文書本文:
________________
【No.1100】雰囲気の言語化

施設で働き始めた1年目。
先輩職員たちは、利用者さんの未来を次々に当てていました。
「ああ、30分後くらいにパニックになるかもね」
「今晩は寝ないと思うよ、〇〇さん」
「週末は荒れるから気を付けてね」
「発作がそろそろくるよ」
ビックリするくらい、よく当たりました。


知的障害や行動障害が重く、ノンバーバルな利用者さんが多かった施設です。
本人たちから訴えることはほとんどなく、私から見れば、どの変化も突然のように見えました。
ですから、先輩職員にその前兆はどこから見えるのか、何に注目しているのか、尋ねました。
当然、マニュアルのようなものがあるわけではなく、その職員の経験とカンが主であり、教えてくれた内容も人それぞれ違いました。
排泄や睡眠の状態、特定の行動の頻度、水を飲む量、こだわりの強さ、余暇の過ごし方など、本当に様々でした。


これらは、私達、他人が外部から見て確認できることです。
なので、私も年数が経てば、この前兆に気づくことができるようになりました。
でも、やはり先輩たちのようにはいきません。
きっと目に見えること以外でも、察しているんだ、先輩たちは、と私は思いました。
そして私は気づいたのです。
本人たちの声を聞いているんだ、と。


声というのは、言葉ではありません。
リズムだったり、発し方だったり、大きさだったり、音程だったり…。
今振り返れば、動物の発声の部分だったと思います。
どういった響きをしているかに意識を向ければ、なんだか本人たちが訴えていることがわかるような気がしてきました。
たぶん、言葉の段階では伝えられなかったとしても、発声という言葉以前の段階では訴えていたのだと思います。


私達、支援者は、『雰囲気』という言葉をよく使います。
それは、こういった発声の響きであったり、表情であったり、動きであったり、佇まいであたったり。
「今日、〇〇さんの雰囲気良くないね」
「そうですね。雰囲気がまずいですね」
なんていう会話もしょっちゅうしていましたので、目に見える変化と目に見えない雰囲気を私達職員は感じて判断していたんだと思います。


私のベースは、施設職員として働いた7年間です。
ですから、発達相談においても、本人の声、響きに注目しています。
言葉は文化ですので、どういった環境にいたかに大きく左右されます。
なので、どんな言葉を知っているか、どんな言葉で表現しているかは、ほとんど注目していません。
それよりも、言葉のあるなしに関わらず、声の響きに注目しています。


今はあの時とは異なり、人間の発達や身体の勉強もしましたので、どういった感情が乗っているか以外にも、発達の観点で見るようにしています。
声が細ければ、呼吸の遅れを。
詰まったような声ならば、首の課題を。
唸るような声ならば、内耳の未発達を。
混じった声ならば、舌の未発達を。
________________
[文書レイアウト解析データ]
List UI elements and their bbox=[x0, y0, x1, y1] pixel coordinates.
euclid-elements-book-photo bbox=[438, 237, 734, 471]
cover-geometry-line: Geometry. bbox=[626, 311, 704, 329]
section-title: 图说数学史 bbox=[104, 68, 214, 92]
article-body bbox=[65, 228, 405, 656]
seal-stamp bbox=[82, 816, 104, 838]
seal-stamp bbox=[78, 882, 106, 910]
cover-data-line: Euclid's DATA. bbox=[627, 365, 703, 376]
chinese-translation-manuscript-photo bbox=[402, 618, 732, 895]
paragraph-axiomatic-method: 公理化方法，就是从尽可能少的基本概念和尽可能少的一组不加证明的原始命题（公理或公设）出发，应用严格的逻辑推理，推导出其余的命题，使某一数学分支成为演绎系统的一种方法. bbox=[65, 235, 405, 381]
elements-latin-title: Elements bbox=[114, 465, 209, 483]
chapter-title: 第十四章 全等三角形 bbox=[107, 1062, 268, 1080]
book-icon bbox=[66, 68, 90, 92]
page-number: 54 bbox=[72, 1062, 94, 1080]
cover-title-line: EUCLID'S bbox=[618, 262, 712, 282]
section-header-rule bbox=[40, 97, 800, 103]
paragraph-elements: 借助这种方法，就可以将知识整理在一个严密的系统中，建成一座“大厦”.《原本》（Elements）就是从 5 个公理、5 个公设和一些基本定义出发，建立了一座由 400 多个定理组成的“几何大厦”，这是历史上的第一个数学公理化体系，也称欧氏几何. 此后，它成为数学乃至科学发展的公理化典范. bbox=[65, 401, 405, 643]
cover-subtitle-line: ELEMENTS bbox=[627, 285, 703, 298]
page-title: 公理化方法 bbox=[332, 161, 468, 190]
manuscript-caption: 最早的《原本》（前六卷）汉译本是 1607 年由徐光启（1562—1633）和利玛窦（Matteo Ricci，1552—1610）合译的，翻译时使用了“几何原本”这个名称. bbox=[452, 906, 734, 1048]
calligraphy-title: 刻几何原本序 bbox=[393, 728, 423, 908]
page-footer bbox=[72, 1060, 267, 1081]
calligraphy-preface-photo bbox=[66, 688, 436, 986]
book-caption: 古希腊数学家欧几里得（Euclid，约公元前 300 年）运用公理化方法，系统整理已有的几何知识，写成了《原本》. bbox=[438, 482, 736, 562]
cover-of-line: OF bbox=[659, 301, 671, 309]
________________
作業内容:
• a. 雰囲気の言語化に関する文章のうち、「そして私は気づいたのです。」から「ったり、佇まいであたったり。」までの全文を、一字一句変えずに書き写してください。
• b. 雰囲気の言語化に関する文章に基づき、次の問いに答えてください。
(i) 筆者が施設職員として働いた期間は何年間ですか。
(ii) 詰まったような声の場合、筆者はどのような課題を見ますか。
(iii) 筆者が発達相談においてほとんど注目していないことは何ですか。
• c. 雰囲気の言語化に関する文章の続きを、最後の文の次から書き進めてください。

解答一覧:
• a.
そして私は気づいたのです。
本人たちの声を聞いているんだ、と。


声というのは、言葉ではありません。
リズムだったり、発し方だったり、大きさだったり、音程だったり…。
今振り返れば、動物の発声の部分だったと思います。
どういった響きをしているかに意識を向ければ、なんだか本人たちが訴えていることがわかるような気がしてきました。
たぶん、言葉の段階では伝えられなかったとしても、発声という言葉以前の段階では訴えていたのだと思います。


私達、支援者は、『雰囲気』という言葉をよく使います。
それは、こういった発声の響きであったり、表情であったり、動きであったり、佇まいであたったり。

• b.
(i) 7年間
(ii) 首の課題
(iii) どんな言葉を知っているか、どんな言葉で表現しているか

• c.
言葉に間があれば、脳の未分化、脳梁の課題を。
もちろん、これらは例えですし、発達はこんなにスッキリ因果関係が明確になりませんのでお間違えなく。


施設で働いていた頃、「あの職員だから、寮内が落ち着いている。誰々さんが問題を起こさない」という話が嫌いでした。
私は、そういった職員には、言語化できない何か雰囲気みたいなものがわかっている、察することができているから、事前に対処できているんだと思っていました。
ですから、支援者の言う「雰囲気」という言葉を言語化することが大事だと考えています。


私の今の仕事もそうです。
大久保を呼んで、アセスメントや援助をしてもらったから、「良くなった」とは思ってほしくありません。
私が見ている雰囲気を言語化しなければ、「大久保だからできる」「専門家だからできる」「(素人の)私にはできない」と勘違いさせてしまうからです。
ですから、実際の発達相談では、私が感じている雰囲気を言語化するように努めています。
その1つが言葉ではなく、発声、声の部分です。


耳にタコができる話になりますが、神経発達症の人達の課題の根っこは、言葉以前の段階にあります。
つまり、文化が侵入していない部分。
どんな言葉を話し、どんな文字を書き、どんな知識を持っているか、は発達援助で見るべきポイントではありません。
文化の影響を排除した部分を見なければなりません。
それが食べ物であり、排泄物であり、睡眠、顔色、動き、身体のバランス、筋肉の張りとなっていきます。
さらに目に見えない声の響きなどの雰囲気も見る必要があります。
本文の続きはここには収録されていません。